A run of records

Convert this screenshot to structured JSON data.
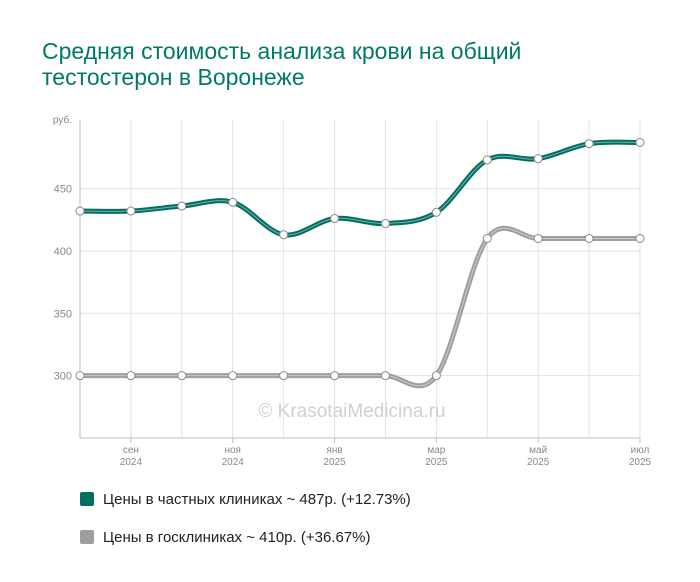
{
  "title_lines": [
    "Средняя стоимость анализа крови на общий",
    "тестостерон в Воронеже"
  ],
  "watermark": "© KrasotaiMedicina.ru",
  "colors": {
    "private": "#006f62",
    "public": "#9e9e9e"
  },
  "legend": [
    {
      "label": "Цены в частных клиниках ~ 487р. (+12.73%)",
      "color": "#006f62"
    },
    {
      "label": "Цены в госклиниках ~ 410р. (+36.67%)",
      "color": "#9e9e9e"
    }
  ],
  "chart_data": {
    "type": "line",
    "ylabel": "руб.",
    "ylim": [
      250,
      505
    ],
    "yticks": [
      300,
      350,
      400,
      450
    ],
    "xtick_labels": [
      [
        "сен",
        "2024"
      ],
      [
        "ноя",
        "2024"
      ],
      [
        "янв",
        "2025"
      ],
      [
        "мар",
        "2025"
      ],
      [
        "май",
        "2025"
      ],
      [
        "июл",
        "2025"
      ]
    ],
    "grid": true,
    "series": [
      {
        "name": "Цены в частных клиниках",
        "values": [
          432,
          432,
          436,
          439,
          413,
          426,
          422,
          431,
          473,
          474,
          486,
          487
        ]
      },
      {
        "name": "Цены в госклиниках",
        "values": [
          300,
          300,
          300,
          300,
          300,
          300,
          300,
          300,
          410,
          410,
          410,
          410
        ]
      }
    ]
  }
}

## Goal
Each record must be quoted in full and exactly. Do not include the pictures.

## Written solution
Convert this screenshot to structured JSON data.
{
  "title_lines": [
    "Средняя стоимость анализа крови на общий",
    "тестостерон в Воронеже"
  ],
  "watermark": "© KrasotaiMedicina.ru",
  "colors": {
    "private": "#006f62",
    "public": "#9e9e9e"
  },
  "legend": [
    {
      "label": "Цены в частных клиниках ~ 487р. (+12.73%)",
      "color": "#006f62"
    },
    {
      "label": "Цены в госклиниках ~ 410р. (+36.67%)",
      "color": "#9e9e9e"
    }
  ],
  "chart_data": {
    "type": "line",
    "ylabel": "руб.",
    "ylim": [
      250,
      505
    ],
    "yticks": [
      300,
      350,
      400,
      450
    ],
    "xtick_labels": [
      [
        "сен",
        "2024"
      ],
      [
        "ноя",
        "2024"
      ],
      [
        "янв",
        "2025"
      ],
      [
        "мар",
        "2025"
      ],
      [
        "май",
        "2025"
      ],
      [
        "июл",
        "2025"
      ]
    ],
    "grid": true,
    "series": [
      {
        "name": "Цены в частных клиниках",
        "values": [
          432,
          432,
          436,
          439,
          413,
          426,
          422,
          431,
          473,
          474,
          486,
          487
        ]
      },
      {
        "name": "Цены в госклиниках",
        "values": [
          300,
          300,
          300,
          300,
          300,
          300,
          300,
          300,
          410,
          410,
          410,
          410
        ]
      }
    ]
  }
}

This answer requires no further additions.